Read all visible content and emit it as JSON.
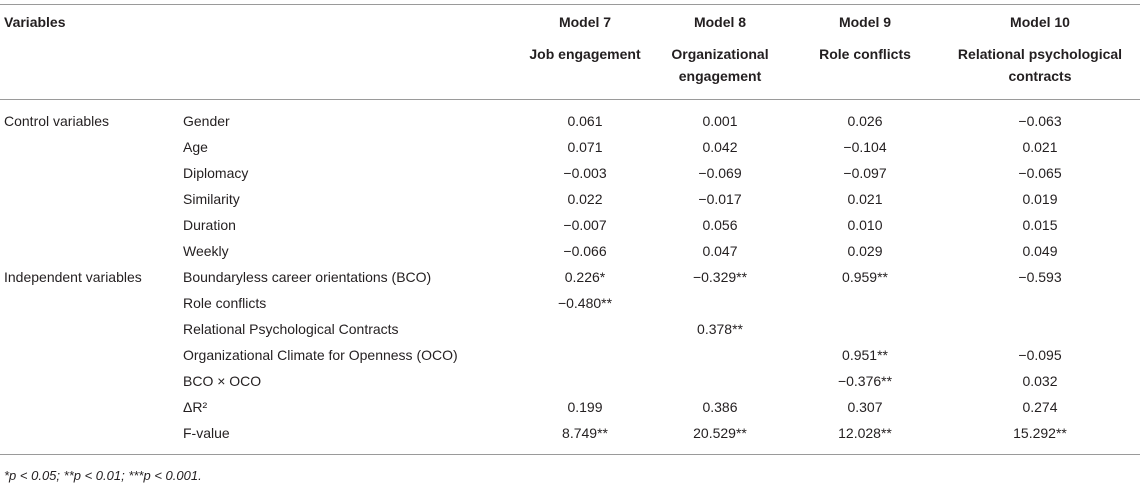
{
  "header": {
    "variables_label": "Variables",
    "models": [
      "Model 7",
      "Model 8",
      "Model 9",
      "Model 10"
    ],
    "dependents": [
      "Job engagement",
      "Organizational engagement",
      "Role conflicts",
      "Relational psychological contracts"
    ]
  },
  "rows": [
    {
      "group": "Control variables",
      "label": "Gender",
      "values": [
        "0.061",
        "0.001",
        "0.026",
        "−0.063"
      ]
    },
    {
      "group": "",
      "label": "Age",
      "values": [
        "0.071",
        "0.042",
        "−0.104",
        "0.021"
      ]
    },
    {
      "group": "",
      "label": "Diplomacy",
      "values": [
        "−0.003",
        "−0.069",
        "−0.097",
        "−0.065"
      ]
    },
    {
      "group": "",
      "label": "Similarity",
      "values": [
        "0.022",
        "−0.017",
        "0.021",
        "0.019"
      ]
    },
    {
      "group": "",
      "label": "Duration",
      "values": [
        "−0.007",
        "0.056",
        "0.010",
        "0.015"
      ]
    },
    {
      "group": "",
      "label": "Weekly",
      "values": [
        "−0.066",
        "0.047",
        "0.029",
        "0.049"
      ]
    },
    {
      "group": "Independent variables",
      "label": "Boundaryless career orientations (BCO)",
      "values": [
        "0.226*",
        "−0.329**",
        "0.959**",
        "−0.593"
      ]
    },
    {
      "group": "",
      "label": "Role conflicts",
      "values": [
        "−0.480**",
        "",
        "",
        ""
      ]
    },
    {
      "group": "",
      "label": "Relational Psychological Contracts",
      "values": [
        "",
        "0.378**",
        "",
        ""
      ]
    },
    {
      "group": "",
      "label": "Organizational Climate for Openness (OCO)",
      "values": [
        "",
        "",
        "0.951**",
        "−0.095"
      ]
    },
    {
      "group": "",
      "label": "BCO × OCO",
      "values": [
        "",
        "",
        "−0.376**",
        "0.032"
      ]
    },
    {
      "group": "",
      "label": "ΔR²",
      "values": [
        "0.199",
        "0.386",
        "0.307",
        "0.274"
      ]
    },
    {
      "group": "",
      "label": "F-value",
      "values": [
        "8.749**",
        "20.529**",
        "12.028**",
        "15.292**"
      ]
    }
  ],
  "footnote": "*p < 0.05; **p < 0.01; ***p < 0.001."
}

Problem requirements: Reproduce every line above as written, skipping pictures.

Correct response:
Read all visible content and emit it as JSON.
{
  "header": {
    "variables_label": "Variables",
    "models": [
      "Model 7",
      "Model 8",
      "Model 9",
      "Model 10"
    ],
    "dependents": [
      "Job engagement",
      "Organizational engagement",
      "Role conflicts",
      "Relational psychological contracts"
    ]
  },
  "rows": [
    {
      "group": "Control variables",
      "label": "Gender",
      "values": [
        "0.061",
        "0.001",
        "0.026",
        "−0.063"
      ]
    },
    {
      "group": "",
      "label": "Age",
      "values": [
        "0.071",
        "0.042",
        "−0.104",
        "0.021"
      ]
    },
    {
      "group": "",
      "label": "Diplomacy",
      "values": [
        "−0.003",
        "−0.069",
        "−0.097",
        "−0.065"
      ]
    },
    {
      "group": "",
      "label": "Similarity",
      "values": [
        "0.022",
        "−0.017",
        "0.021",
        "0.019"
      ]
    },
    {
      "group": "",
      "label": "Duration",
      "values": [
        "−0.007",
        "0.056",
        "0.010",
        "0.015"
      ]
    },
    {
      "group": "",
      "label": "Weekly",
      "values": [
        "−0.066",
        "0.047",
        "0.029",
        "0.049"
      ]
    },
    {
      "group": "Independent variables",
      "label": "Boundaryless career orientations (BCO)",
      "values": [
        "0.226*",
        "−0.329**",
        "0.959**",
        "−0.593"
      ]
    },
    {
      "group": "",
      "label": "Role conflicts",
      "values": [
        "−0.480**",
        "",
        "",
        ""
      ]
    },
    {
      "group": "",
      "label": "Relational Psychological Contracts",
      "values": [
        "",
        "0.378**",
        "",
        ""
      ]
    },
    {
      "group": "",
      "label": "Organizational Climate for Openness (OCO)",
      "values": [
        "",
        "",
        "0.951**",
        "−0.095"
      ]
    },
    {
      "group": "",
      "label": "BCO × OCO",
      "values": [
        "",
        "",
        "−0.376**",
        "0.032"
      ]
    },
    {
      "group": "",
      "label": "ΔR²",
      "values": [
        "0.199",
        "0.386",
        "0.307",
        "0.274"
      ]
    },
    {
      "group": "",
      "label": "F-value",
      "values": [
        "8.749**",
        "20.529**",
        "12.028**",
        "15.292**"
      ]
    }
  ],
  "footnote": "*p < 0.05; **p < 0.01; ***p < 0.001."
}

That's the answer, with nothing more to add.